Task description: Leave out the pictures and copy each record below exactly.

Supplied material:
>> Start
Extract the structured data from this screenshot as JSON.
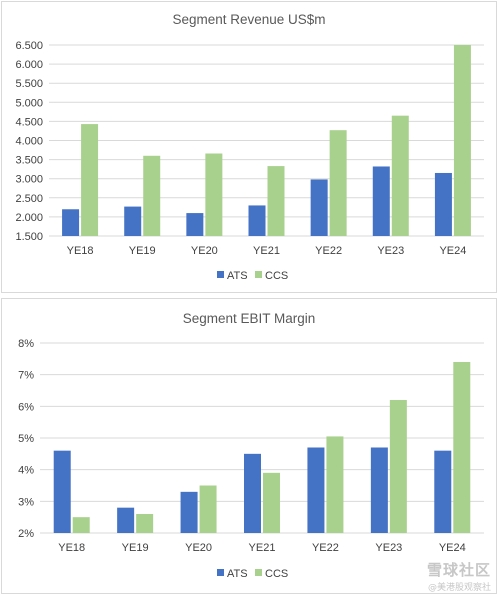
{
  "colors": {
    "ats": "#4472C4",
    "ccs": "#A9D18E",
    "grid": "#d9d9d9",
    "text": "#404040"
  },
  "chart_data": [
    {
      "type": "bar",
      "title": "Segment Revenue  US$m",
      "xlabel": "",
      "ylabel": "",
      "categories": [
        "YE18",
        "YE19",
        "YE20",
        "YE21",
        "YE22",
        "YE23",
        "YE24"
      ],
      "ylim": [
        1.5,
        6.5
      ],
      "yticks": [
        1.5,
        2.0,
        2.5,
        3.0,
        3.5,
        4.0,
        4.5,
        5.0,
        5.5,
        6.0,
        6.5
      ],
      "ytick_labels": [
        "1.500",
        "2.000",
        "2.500",
        "3.000",
        "3.500",
        "4.000",
        "4.500",
        "5.000",
        "5.500",
        "6.000",
        "6.500"
      ],
      "grid": true,
      "legend_position": "bottom",
      "series": [
        {
          "name": "ATS",
          "values": [
            2.2,
            2.27,
            2.1,
            2.3,
            2.98,
            3.32,
            3.15
          ]
        },
        {
          "name": "CCS",
          "values": [
            4.43,
            3.6,
            3.66,
            3.33,
            4.27,
            4.65,
            6.5
          ]
        }
      ]
    },
    {
      "type": "bar",
      "title": "Segment EBIT Margin",
      "xlabel": "",
      "ylabel": "",
      "categories": [
        "YE18",
        "YE19",
        "YE20",
        "YE21",
        "YE22",
        "YE23",
        "YE24"
      ],
      "ylim": [
        2,
        8
      ],
      "yticks": [
        2,
        3,
        4,
        5,
        6,
        7,
        8
      ],
      "ytick_labels": [
        "2%",
        "3%",
        "4%",
        "5%",
        "6%",
        "7%",
        "8%"
      ],
      "grid": true,
      "legend_position": "bottom",
      "series": [
        {
          "name": "ATS",
          "values": [
            4.6,
            2.8,
            3.3,
            4.5,
            4.7,
            4.7,
            4.6
          ]
        },
        {
          "name": "CCS",
          "values": [
            2.5,
            2.6,
            3.5,
            3.9,
            5.05,
            6.2,
            7.4
          ]
        }
      ]
    }
  ],
  "watermark": {
    "main": "雪球社区",
    "sub": "@美港股观察社"
  }
}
>> End
Right answer:
Extract the structured data from this screenshot as JSON.
{
  "colors": {
    "ats": "#4472C4",
    "ccs": "#A9D18E",
    "grid": "#d9d9d9",
    "text": "#404040"
  },
  "chart_data": [
    {
      "type": "bar",
      "title": "Segment Revenue  US$m",
      "xlabel": "",
      "ylabel": "",
      "categories": [
        "YE18",
        "YE19",
        "YE20",
        "YE21",
        "YE22",
        "YE23",
        "YE24"
      ],
      "ylim": [
        1.5,
        6.5
      ],
      "yticks": [
        1.5,
        2.0,
        2.5,
        3.0,
        3.5,
        4.0,
        4.5,
        5.0,
        5.5,
        6.0,
        6.5
      ],
      "ytick_labels": [
        "1.500",
        "2.000",
        "2.500",
        "3.000",
        "3.500",
        "4.000",
        "4.500",
        "5.000",
        "5.500",
        "6.000",
        "6.500"
      ],
      "grid": true,
      "legend_position": "bottom",
      "series": [
        {
          "name": "ATS",
          "values": [
            2.2,
            2.27,
            2.1,
            2.3,
            2.98,
            3.32,
            3.15
          ]
        },
        {
          "name": "CCS",
          "values": [
            4.43,
            3.6,
            3.66,
            3.33,
            4.27,
            4.65,
            6.5
          ]
        }
      ]
    },
    {
      "type": "bar",
      "title": "Segment EBIT Margin",
      "xlabel": "",
      "ylabel": "",
      "categories": [
        "YE18",
        "YE19",
        "YE20",
        "YE21",
        "YE22",
        "YE23",
        "YE24"
      ],
      "ylim": [
        2,
        8
      ],
      "yticks": [
        2,
        3,
        4,
        5,
        6,
        7,
        8
      ],
      "ytick_labels": [
        "2%",
        "3%",
        "4%",
        "5%",
        "6%",
        "7%",
        "8%"
      ],
      "grid": true,
      "legend_position": "bottom",
      "series": [
        {
          "name": "ATS",
          "values": [
            4.6,
            2.8,
            3.3,
            4.5,
            4.7,
            4.7,
            4.6
          ]
        },
        {
          "name": "CCS",
          "values": [
            2.5,
            2.6,
            3.5,
            3.9,
            5.05,
            6.2,
            7.4
          ]
        }
      ]
    }
  ],
  "watermark": {
    "main": "雪球社区",
    "sub": "@美港股观察社"
  }
}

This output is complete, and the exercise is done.